Your task. Every line below that mentions the word "Christopher" should be copied out.

Material for the task.
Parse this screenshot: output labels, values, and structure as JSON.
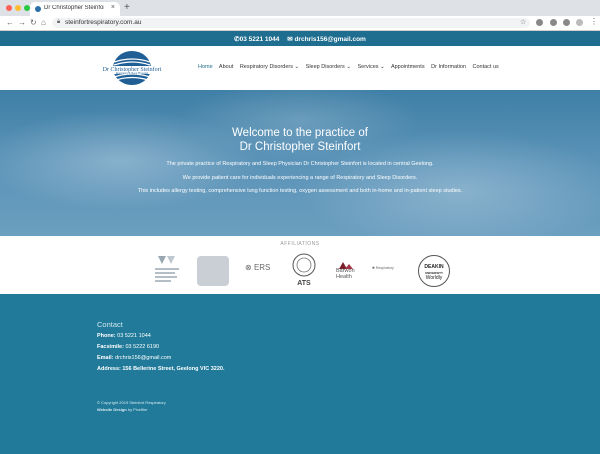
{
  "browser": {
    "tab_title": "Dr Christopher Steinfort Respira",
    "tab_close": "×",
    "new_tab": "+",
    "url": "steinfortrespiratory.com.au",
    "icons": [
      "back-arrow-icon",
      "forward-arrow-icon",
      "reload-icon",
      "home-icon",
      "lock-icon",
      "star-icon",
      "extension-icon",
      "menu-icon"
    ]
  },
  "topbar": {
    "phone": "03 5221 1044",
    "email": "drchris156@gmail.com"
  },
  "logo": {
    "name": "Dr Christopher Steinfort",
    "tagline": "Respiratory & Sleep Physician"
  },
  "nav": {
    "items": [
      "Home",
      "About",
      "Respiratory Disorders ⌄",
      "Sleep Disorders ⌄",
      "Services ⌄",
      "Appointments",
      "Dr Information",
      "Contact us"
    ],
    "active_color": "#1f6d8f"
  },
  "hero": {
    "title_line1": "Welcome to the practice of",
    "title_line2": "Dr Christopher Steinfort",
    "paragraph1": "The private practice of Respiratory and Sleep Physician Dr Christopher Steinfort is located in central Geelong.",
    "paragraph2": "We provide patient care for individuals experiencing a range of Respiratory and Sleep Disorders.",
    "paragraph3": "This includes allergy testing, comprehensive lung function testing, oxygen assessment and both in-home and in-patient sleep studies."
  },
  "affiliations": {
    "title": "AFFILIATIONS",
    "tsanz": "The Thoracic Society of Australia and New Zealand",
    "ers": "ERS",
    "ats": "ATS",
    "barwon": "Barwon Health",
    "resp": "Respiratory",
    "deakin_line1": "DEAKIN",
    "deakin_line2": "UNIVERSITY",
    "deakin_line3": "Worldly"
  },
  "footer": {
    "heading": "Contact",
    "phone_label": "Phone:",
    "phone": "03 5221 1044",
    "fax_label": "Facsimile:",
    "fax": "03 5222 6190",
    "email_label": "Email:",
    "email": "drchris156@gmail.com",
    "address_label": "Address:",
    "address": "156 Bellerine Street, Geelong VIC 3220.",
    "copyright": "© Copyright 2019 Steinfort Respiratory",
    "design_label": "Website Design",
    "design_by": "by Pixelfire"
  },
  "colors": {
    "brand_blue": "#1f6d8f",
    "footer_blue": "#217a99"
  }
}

Response.
    "tab_title": "Dr Christopher Steinfort Respira",
    "name": "Dr Christopher Steinfort",
    "title_line2": "Dr Christopher Steinfort",
    "paragraph1": "The private practice of Respiratory and Sleep Physician Dr Christopher Steinfort is located in central Geelong.",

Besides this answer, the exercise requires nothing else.